#### PROMPT:
Without the pictures, reproduce the records that follow exactly.

#### EXERCISE INPUTS:

★ ★ ★ ★ ★

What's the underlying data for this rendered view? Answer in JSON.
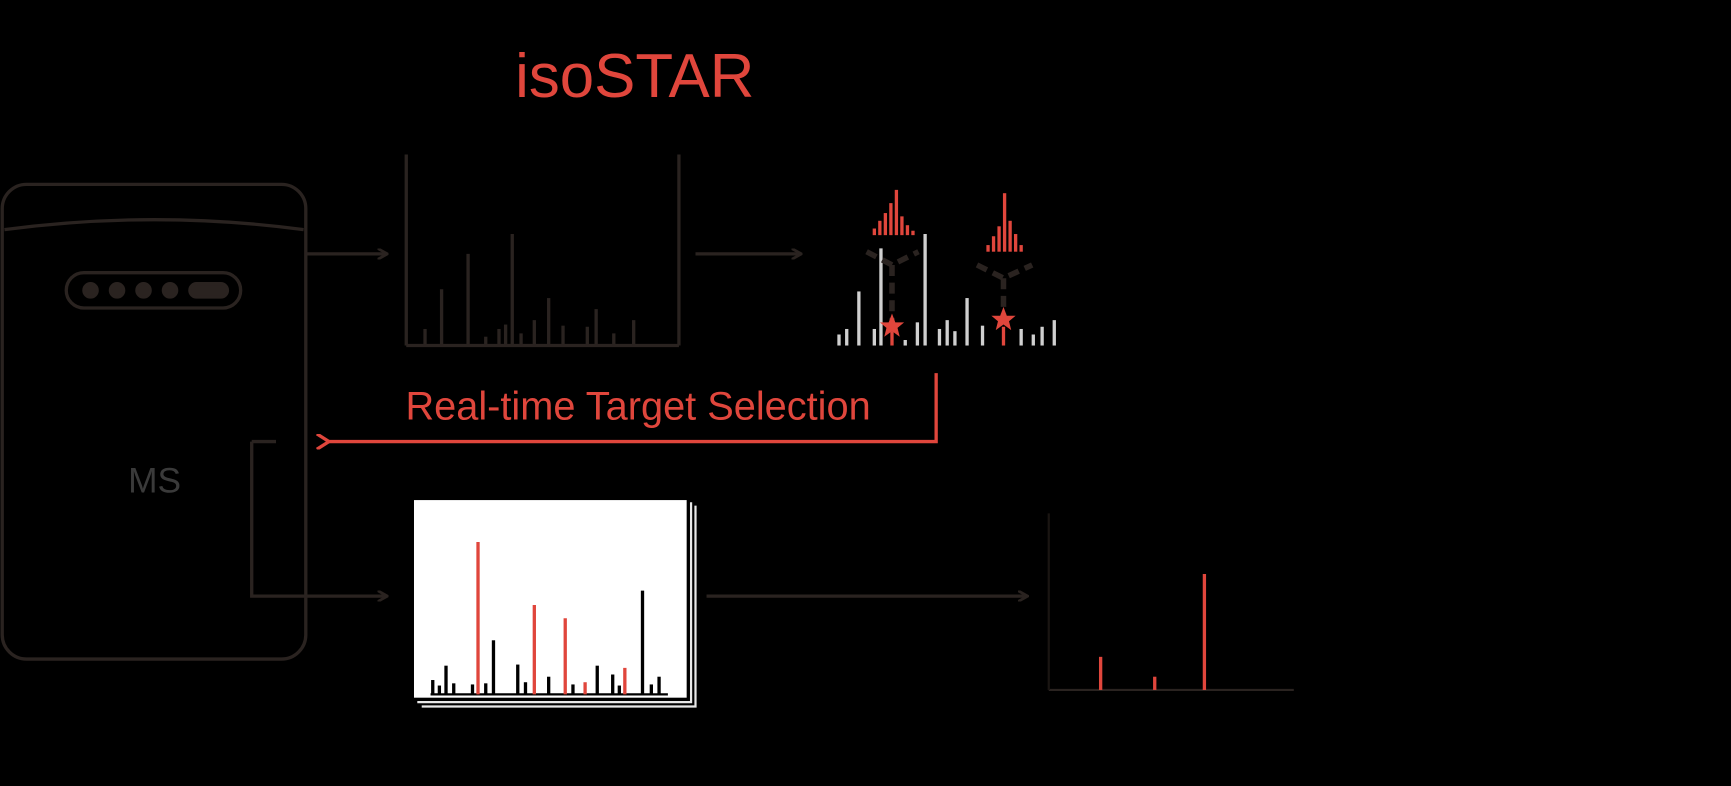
{
  "title": "isoSTAR",
  "instrument": "MS",
  "feedback_label": "Real-time Target Selection"
}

★ ★ ★ ★ ★

#### TASK ANSWER:
What's the underlying data for this rendered view? Answer in JSON.
{
  "title": "isoSTAR",
  "instrument": "MS",
  "feedback_label": "Real-time Target Selection"
}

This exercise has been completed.